(Written instruction) Count every line of the listing where the string "JSON" occurs, and reply with the count alone.

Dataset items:

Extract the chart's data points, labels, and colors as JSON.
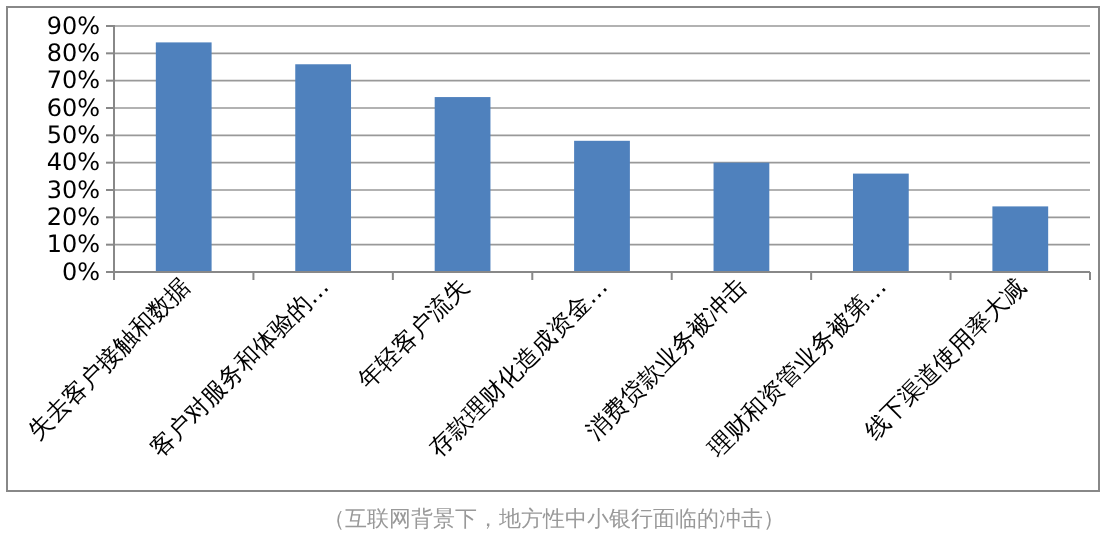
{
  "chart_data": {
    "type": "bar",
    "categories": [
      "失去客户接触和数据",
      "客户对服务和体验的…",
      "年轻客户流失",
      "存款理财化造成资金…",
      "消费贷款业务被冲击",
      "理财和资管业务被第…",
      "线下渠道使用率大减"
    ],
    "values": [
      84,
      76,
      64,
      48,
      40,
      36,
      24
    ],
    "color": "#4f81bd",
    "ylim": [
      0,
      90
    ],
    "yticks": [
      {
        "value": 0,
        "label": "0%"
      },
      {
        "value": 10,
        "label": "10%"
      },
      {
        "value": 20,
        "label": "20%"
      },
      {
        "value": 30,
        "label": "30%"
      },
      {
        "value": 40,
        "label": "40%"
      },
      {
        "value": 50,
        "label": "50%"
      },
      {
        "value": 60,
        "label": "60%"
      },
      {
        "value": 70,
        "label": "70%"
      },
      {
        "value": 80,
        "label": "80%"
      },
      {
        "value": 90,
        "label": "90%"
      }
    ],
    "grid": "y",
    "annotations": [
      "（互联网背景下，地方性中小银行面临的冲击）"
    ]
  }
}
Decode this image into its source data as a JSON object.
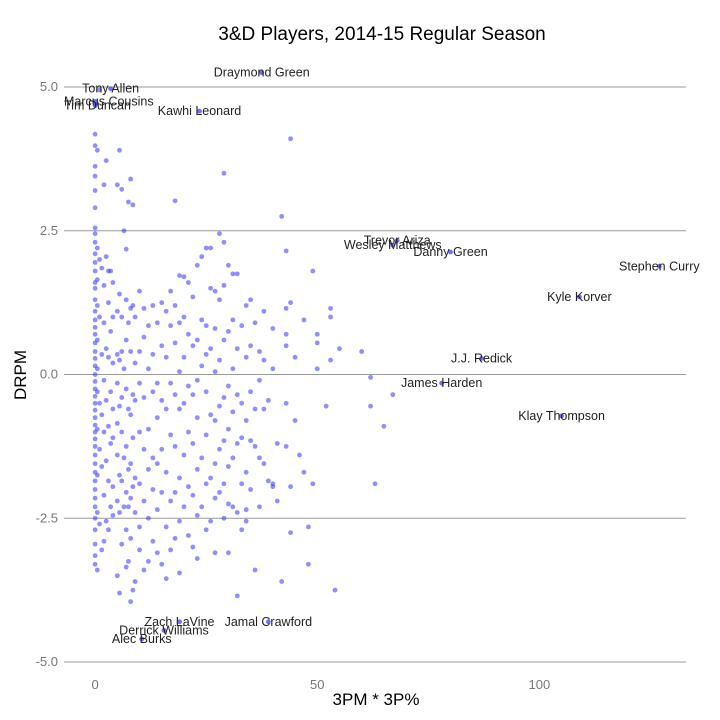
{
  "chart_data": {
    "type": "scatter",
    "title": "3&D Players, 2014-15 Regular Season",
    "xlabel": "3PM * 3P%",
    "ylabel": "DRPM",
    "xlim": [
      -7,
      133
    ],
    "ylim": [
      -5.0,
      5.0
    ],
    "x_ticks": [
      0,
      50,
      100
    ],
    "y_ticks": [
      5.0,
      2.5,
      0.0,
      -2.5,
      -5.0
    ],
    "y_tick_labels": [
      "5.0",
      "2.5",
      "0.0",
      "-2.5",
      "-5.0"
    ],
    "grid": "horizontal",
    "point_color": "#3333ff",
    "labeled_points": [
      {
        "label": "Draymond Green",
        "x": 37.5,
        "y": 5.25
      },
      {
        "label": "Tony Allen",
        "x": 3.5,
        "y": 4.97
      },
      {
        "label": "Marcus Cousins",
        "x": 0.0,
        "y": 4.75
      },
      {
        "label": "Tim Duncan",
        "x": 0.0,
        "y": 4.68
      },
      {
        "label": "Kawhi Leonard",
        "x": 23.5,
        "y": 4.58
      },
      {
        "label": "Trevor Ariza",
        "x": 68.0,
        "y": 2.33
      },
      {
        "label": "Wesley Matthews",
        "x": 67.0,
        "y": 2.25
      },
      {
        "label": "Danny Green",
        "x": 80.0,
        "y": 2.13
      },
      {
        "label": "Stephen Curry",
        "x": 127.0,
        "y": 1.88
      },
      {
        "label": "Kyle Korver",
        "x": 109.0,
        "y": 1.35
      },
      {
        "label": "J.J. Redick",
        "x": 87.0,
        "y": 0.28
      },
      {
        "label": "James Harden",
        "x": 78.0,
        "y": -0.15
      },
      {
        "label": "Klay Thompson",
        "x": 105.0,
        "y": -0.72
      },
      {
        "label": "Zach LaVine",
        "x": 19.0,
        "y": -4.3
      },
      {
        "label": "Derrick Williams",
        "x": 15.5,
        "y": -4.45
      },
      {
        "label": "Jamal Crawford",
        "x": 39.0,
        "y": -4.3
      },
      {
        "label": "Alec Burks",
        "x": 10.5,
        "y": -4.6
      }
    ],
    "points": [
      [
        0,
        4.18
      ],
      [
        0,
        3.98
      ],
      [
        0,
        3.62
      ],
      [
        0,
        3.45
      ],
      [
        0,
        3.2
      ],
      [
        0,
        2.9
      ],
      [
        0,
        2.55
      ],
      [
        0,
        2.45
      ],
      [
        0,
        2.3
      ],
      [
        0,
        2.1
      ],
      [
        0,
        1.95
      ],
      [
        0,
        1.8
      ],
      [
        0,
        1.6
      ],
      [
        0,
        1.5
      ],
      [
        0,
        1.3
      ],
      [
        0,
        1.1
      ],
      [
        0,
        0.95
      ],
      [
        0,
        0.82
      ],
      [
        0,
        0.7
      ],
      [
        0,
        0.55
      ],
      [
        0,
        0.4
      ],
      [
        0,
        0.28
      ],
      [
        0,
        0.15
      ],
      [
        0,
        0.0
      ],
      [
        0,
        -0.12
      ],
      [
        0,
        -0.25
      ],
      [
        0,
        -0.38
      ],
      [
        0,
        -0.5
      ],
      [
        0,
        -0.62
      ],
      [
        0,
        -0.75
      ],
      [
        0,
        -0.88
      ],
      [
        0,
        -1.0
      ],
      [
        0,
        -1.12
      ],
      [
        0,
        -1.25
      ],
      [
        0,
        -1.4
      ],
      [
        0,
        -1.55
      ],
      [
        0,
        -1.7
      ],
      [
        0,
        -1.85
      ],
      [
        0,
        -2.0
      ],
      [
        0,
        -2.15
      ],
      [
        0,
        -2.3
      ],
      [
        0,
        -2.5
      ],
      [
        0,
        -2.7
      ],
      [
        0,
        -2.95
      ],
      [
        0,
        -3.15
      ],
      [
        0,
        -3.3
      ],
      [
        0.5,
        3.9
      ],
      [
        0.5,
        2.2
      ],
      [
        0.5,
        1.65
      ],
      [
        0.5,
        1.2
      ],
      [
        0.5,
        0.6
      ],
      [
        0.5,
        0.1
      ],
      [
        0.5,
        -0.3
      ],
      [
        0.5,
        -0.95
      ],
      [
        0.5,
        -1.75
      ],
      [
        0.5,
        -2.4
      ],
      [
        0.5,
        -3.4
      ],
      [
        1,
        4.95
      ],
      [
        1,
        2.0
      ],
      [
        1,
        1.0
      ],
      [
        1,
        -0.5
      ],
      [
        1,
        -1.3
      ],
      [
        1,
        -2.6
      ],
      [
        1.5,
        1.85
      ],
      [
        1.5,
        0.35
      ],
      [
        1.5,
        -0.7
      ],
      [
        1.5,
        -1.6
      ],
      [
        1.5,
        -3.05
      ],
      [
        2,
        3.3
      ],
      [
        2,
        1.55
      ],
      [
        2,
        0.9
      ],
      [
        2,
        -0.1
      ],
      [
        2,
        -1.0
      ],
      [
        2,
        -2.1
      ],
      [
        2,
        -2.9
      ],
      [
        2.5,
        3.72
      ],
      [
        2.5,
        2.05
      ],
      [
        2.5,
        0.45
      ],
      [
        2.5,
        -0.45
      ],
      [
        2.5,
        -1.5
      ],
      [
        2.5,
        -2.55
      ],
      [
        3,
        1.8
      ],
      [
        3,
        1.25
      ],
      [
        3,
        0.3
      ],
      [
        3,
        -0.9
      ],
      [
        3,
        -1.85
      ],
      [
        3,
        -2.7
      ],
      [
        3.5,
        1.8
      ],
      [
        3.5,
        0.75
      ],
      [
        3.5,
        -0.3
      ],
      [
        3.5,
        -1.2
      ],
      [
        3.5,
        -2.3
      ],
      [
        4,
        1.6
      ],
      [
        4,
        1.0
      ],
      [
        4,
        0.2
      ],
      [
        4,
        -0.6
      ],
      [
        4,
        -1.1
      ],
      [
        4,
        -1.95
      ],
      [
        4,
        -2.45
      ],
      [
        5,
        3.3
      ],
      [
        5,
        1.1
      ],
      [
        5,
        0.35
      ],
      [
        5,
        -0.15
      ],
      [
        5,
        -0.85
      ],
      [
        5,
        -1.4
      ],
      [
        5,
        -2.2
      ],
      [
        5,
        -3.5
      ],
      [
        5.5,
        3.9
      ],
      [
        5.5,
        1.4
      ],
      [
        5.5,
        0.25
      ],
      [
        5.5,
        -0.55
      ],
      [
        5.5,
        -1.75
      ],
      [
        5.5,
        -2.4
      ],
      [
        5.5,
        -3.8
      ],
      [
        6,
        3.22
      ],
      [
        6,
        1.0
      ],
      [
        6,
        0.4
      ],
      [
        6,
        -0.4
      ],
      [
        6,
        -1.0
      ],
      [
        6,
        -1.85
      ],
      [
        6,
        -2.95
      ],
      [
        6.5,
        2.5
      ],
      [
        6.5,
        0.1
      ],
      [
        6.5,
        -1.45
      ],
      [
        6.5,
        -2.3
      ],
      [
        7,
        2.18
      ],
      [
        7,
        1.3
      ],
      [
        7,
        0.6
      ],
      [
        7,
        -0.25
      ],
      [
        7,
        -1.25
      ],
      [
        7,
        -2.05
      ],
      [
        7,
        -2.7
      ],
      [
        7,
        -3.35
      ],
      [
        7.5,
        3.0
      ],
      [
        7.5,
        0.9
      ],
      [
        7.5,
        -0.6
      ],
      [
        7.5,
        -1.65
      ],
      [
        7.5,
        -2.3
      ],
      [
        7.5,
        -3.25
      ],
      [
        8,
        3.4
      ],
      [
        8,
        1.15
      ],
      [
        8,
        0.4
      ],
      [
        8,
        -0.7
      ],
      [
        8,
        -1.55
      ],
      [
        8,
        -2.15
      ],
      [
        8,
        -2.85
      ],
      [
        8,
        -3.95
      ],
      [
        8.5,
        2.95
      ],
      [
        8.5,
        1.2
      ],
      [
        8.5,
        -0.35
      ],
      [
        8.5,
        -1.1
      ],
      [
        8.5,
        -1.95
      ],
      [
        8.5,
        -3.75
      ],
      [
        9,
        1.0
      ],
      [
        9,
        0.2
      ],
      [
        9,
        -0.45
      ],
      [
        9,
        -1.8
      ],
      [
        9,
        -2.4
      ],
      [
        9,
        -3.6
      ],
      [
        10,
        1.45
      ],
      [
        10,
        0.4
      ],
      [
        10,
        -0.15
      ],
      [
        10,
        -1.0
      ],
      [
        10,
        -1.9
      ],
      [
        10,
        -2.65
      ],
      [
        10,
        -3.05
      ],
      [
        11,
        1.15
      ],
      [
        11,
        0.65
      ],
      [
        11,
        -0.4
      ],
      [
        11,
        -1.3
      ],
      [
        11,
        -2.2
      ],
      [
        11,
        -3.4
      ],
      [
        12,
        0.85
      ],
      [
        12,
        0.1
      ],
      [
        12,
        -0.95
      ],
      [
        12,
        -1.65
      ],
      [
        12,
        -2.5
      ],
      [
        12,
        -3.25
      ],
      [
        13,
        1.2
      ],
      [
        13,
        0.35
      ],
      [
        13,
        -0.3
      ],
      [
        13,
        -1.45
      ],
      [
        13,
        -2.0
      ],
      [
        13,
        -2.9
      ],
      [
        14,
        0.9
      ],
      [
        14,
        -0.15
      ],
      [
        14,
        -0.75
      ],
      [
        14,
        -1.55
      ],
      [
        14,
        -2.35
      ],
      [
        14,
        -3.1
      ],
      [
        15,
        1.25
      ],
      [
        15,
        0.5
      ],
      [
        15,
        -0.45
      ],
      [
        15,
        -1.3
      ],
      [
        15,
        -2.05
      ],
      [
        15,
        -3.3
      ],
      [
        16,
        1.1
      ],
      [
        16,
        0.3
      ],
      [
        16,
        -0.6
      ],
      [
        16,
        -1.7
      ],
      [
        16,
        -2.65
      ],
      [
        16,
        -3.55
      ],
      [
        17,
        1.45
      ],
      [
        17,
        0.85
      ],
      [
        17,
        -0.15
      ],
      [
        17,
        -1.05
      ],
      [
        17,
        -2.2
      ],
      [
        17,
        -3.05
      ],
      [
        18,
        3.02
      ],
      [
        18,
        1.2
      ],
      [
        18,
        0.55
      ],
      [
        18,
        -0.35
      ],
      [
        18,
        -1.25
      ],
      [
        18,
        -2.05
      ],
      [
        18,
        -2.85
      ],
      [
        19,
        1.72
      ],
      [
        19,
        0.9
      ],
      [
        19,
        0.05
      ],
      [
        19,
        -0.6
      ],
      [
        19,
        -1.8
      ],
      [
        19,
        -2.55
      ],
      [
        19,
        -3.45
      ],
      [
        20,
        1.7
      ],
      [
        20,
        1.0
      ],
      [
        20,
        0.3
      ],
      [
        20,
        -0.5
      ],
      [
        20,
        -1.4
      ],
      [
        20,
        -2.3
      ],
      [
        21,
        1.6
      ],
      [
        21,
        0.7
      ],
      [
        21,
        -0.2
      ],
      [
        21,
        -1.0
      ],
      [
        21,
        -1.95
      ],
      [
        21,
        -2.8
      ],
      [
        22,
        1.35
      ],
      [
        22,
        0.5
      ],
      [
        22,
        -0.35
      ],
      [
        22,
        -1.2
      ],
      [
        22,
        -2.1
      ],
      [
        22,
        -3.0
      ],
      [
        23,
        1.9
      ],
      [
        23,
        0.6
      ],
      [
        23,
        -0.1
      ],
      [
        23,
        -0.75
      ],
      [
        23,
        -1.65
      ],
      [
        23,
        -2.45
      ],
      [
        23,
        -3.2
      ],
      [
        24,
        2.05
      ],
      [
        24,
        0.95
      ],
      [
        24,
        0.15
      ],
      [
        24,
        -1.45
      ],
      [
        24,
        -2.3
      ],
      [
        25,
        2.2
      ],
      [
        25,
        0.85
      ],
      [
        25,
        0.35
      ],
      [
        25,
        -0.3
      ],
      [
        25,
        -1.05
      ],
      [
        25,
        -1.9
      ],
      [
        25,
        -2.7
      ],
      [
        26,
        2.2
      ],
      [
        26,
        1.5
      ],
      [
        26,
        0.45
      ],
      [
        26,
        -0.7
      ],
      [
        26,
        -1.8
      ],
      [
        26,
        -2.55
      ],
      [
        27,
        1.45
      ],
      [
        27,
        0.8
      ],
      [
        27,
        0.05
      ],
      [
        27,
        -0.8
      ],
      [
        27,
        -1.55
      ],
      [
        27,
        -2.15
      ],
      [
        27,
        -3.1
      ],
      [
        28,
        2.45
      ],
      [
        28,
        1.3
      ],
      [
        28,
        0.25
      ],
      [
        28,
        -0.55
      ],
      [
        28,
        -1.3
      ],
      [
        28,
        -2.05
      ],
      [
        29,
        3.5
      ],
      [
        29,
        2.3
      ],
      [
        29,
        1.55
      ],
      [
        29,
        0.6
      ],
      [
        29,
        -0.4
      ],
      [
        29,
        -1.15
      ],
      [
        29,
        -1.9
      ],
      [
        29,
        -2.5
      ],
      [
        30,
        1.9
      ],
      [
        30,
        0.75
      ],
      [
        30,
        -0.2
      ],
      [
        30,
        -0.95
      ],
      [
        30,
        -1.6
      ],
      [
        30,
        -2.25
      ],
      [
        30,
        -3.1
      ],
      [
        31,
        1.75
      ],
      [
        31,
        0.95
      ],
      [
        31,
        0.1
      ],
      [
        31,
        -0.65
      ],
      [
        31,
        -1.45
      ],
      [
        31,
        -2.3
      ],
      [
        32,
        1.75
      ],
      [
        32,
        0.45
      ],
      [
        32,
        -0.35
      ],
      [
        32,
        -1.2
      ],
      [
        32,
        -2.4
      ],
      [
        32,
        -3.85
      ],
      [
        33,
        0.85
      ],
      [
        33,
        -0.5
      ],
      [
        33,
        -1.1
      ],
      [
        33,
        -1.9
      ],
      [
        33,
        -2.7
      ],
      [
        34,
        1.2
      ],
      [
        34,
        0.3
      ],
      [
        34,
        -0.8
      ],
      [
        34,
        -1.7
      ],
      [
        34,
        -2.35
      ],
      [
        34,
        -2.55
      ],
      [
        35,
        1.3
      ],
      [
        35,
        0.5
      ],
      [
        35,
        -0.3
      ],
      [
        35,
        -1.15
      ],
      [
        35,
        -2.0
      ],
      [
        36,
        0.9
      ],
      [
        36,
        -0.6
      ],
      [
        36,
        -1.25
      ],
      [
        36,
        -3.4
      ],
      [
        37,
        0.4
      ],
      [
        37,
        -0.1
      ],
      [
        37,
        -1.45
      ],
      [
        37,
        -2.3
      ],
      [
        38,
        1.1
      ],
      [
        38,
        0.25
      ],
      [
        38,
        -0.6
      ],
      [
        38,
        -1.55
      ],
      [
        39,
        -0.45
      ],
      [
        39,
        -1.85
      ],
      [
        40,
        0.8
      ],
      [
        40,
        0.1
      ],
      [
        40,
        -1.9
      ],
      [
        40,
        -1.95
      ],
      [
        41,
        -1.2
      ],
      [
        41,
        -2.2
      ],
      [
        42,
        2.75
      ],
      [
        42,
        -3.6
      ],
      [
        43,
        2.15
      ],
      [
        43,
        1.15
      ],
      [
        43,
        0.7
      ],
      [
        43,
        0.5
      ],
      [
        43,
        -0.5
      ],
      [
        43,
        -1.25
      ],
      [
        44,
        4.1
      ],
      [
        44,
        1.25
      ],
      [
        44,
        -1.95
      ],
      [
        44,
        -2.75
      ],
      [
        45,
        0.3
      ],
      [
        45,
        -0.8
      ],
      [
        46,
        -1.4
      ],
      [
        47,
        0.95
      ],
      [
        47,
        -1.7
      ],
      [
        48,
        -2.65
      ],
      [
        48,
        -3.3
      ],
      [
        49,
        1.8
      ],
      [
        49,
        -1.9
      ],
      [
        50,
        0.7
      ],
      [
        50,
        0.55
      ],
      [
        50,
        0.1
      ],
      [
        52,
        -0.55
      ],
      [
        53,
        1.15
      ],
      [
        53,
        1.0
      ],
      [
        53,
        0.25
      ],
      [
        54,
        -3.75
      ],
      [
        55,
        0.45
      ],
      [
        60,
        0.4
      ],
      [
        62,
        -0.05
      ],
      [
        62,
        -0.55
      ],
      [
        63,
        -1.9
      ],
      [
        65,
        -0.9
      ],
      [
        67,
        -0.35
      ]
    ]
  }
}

(Exercise output) 2